Seek out every line containing the word "samples", and copy each.

§ Saved entries
--------

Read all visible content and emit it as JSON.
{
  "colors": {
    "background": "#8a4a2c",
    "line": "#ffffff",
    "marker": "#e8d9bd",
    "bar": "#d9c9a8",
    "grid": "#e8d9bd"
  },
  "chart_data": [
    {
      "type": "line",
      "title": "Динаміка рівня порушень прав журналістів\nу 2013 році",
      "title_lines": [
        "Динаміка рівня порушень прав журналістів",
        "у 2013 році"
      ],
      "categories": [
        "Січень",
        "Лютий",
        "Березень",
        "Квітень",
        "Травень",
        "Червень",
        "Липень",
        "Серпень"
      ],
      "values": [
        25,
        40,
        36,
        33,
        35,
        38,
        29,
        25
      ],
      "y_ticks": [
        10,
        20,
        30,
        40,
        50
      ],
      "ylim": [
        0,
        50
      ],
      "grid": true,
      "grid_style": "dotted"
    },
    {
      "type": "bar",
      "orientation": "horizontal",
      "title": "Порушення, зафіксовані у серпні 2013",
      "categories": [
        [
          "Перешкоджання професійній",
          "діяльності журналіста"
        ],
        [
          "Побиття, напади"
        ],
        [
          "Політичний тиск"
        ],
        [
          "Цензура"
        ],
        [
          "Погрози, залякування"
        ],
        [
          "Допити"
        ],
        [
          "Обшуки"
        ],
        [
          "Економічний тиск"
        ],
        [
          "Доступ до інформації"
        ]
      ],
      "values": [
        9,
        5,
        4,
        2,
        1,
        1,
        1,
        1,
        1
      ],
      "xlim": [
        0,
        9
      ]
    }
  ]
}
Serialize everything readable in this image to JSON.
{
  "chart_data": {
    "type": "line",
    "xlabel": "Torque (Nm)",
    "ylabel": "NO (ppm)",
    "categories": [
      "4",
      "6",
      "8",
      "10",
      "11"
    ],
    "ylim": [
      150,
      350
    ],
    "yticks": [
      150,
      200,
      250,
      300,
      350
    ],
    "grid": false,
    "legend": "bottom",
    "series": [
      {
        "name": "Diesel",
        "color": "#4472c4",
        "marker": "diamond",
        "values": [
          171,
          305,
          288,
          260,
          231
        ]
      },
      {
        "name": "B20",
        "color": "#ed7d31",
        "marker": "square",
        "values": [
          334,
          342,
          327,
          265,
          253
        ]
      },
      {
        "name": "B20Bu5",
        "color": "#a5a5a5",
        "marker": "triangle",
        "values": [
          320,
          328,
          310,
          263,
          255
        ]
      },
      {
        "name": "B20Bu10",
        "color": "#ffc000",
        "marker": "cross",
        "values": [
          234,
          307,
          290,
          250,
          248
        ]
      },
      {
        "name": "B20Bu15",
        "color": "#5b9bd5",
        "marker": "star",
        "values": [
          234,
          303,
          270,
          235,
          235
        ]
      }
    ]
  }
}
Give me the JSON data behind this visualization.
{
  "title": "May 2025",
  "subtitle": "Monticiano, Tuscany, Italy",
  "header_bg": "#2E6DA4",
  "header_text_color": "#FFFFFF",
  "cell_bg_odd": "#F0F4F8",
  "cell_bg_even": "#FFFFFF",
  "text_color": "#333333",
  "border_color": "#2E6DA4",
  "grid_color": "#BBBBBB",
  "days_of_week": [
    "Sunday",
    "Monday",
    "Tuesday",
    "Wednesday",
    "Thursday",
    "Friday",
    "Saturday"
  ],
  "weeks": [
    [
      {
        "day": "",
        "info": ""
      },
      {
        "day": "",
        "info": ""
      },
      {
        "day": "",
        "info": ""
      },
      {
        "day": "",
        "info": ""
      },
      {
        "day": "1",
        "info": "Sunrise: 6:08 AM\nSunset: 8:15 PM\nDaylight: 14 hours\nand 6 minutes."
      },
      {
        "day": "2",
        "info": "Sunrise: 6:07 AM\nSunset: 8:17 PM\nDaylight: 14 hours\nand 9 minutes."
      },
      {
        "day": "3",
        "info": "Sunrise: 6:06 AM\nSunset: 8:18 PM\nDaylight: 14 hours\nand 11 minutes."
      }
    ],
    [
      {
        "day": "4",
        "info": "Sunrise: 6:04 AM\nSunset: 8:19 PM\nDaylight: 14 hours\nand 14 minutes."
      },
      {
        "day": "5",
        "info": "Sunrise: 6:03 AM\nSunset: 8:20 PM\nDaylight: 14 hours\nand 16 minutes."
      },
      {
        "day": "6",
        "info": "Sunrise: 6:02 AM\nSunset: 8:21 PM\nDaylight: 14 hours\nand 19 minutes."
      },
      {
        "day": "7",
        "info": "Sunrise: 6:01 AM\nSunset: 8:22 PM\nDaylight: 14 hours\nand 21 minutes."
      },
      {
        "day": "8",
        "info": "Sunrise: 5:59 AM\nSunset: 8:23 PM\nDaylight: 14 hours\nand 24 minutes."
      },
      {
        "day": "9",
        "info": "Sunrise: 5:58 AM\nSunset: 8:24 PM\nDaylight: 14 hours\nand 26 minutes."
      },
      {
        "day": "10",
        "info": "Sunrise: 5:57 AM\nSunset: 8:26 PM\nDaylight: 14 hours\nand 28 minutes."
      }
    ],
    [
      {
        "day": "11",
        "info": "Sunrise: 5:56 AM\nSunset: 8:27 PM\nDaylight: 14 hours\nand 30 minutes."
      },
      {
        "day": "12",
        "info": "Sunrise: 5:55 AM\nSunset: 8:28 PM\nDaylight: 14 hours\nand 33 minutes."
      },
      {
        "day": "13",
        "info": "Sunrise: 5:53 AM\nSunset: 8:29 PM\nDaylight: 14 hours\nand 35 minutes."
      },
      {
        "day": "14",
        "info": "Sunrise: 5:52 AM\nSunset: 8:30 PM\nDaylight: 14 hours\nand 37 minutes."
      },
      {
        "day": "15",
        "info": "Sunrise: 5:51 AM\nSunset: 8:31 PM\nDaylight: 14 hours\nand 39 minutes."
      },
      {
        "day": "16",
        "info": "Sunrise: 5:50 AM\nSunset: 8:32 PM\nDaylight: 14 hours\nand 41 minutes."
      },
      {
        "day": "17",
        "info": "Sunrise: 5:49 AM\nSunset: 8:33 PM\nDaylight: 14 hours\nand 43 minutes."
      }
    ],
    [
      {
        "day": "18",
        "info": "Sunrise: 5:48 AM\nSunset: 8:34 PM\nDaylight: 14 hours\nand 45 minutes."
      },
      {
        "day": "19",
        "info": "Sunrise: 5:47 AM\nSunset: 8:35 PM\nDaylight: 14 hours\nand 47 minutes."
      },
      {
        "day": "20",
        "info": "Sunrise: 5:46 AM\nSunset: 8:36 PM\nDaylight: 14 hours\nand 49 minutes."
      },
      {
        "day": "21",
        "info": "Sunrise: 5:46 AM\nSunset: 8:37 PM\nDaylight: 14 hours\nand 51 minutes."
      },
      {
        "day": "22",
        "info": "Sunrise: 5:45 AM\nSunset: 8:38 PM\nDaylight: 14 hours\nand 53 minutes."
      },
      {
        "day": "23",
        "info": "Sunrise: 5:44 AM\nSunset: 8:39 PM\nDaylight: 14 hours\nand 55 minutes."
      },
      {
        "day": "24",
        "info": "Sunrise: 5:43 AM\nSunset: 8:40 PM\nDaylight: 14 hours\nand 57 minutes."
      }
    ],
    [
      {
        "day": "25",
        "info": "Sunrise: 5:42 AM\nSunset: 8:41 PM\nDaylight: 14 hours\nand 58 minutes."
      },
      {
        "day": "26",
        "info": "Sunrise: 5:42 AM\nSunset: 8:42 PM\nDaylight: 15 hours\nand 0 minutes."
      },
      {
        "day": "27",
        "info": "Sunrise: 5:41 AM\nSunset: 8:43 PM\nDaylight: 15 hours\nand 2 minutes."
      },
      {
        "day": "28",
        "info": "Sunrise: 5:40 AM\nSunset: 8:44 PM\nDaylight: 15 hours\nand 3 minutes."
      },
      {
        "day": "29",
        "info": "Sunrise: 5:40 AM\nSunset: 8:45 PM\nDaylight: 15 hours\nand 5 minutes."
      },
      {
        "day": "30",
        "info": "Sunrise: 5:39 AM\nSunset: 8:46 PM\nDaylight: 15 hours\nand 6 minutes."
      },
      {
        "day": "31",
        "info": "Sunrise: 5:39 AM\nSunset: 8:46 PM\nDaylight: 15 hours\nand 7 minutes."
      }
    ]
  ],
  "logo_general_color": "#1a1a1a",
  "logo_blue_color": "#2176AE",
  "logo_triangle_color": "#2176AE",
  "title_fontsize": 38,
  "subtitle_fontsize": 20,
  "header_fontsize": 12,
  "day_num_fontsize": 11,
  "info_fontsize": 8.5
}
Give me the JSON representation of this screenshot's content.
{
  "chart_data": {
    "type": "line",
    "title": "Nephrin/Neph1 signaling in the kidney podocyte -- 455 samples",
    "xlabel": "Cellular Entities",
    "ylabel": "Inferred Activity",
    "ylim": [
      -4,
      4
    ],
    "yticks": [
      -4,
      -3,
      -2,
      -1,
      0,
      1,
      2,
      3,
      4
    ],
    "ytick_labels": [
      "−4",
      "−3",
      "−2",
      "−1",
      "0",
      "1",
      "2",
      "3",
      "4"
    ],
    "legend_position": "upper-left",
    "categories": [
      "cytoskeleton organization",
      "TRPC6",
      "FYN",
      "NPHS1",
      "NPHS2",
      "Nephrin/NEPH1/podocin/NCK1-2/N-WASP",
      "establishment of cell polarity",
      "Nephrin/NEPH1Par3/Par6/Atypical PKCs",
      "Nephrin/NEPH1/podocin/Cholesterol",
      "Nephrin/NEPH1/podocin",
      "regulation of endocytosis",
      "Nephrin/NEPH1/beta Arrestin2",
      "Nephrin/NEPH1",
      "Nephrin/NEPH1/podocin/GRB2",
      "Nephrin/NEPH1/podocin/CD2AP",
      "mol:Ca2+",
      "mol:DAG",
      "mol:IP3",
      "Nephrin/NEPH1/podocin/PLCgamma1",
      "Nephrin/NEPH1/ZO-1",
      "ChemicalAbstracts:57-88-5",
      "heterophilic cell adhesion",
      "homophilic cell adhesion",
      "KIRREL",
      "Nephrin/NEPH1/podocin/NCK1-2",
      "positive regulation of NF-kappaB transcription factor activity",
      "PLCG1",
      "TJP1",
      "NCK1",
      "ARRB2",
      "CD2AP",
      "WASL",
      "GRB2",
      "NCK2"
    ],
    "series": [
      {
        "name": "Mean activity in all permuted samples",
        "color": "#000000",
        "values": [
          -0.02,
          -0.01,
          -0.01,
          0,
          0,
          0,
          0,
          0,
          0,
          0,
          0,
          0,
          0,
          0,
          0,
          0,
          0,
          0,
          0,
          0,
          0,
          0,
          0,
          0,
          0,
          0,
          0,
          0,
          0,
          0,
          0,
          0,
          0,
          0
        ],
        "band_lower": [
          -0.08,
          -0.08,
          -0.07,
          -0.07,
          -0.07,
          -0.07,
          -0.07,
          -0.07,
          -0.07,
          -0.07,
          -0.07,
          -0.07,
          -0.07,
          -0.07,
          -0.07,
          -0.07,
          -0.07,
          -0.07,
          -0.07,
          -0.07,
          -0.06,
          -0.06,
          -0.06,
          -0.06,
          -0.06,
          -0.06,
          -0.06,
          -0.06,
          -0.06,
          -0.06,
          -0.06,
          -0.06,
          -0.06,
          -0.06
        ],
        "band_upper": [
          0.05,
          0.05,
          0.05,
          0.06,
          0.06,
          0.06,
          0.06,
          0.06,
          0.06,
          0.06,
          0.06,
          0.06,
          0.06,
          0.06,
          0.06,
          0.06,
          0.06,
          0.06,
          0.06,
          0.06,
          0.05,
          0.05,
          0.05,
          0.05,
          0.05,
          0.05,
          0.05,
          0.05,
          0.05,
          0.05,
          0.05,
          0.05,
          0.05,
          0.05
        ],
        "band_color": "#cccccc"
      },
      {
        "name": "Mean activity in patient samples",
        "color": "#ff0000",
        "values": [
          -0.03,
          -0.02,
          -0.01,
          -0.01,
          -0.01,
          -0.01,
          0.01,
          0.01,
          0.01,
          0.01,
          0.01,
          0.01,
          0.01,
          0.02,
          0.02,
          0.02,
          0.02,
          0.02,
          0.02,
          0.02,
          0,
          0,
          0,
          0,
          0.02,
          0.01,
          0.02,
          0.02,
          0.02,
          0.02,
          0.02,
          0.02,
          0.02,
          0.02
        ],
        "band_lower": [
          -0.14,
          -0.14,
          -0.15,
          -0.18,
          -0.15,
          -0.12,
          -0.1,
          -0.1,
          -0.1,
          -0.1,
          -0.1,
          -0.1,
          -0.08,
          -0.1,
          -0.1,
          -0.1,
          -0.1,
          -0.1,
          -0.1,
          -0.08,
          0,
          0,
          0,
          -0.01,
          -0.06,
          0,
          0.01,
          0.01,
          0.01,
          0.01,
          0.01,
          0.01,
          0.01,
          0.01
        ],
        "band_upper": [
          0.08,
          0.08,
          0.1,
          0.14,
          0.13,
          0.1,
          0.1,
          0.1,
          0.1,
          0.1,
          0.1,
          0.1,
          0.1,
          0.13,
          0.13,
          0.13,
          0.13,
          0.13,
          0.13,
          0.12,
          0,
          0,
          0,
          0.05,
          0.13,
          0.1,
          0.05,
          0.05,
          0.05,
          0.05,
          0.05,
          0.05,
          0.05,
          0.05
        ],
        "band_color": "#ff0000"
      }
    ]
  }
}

--------

§ FINISHED TASK
    "title": "Nephrin/Neph1 signaling in the kidney podocyte -- 455 samples",
        "name": "Mean activity in all permuted samples",
        "name": "Mean activity in patient samples",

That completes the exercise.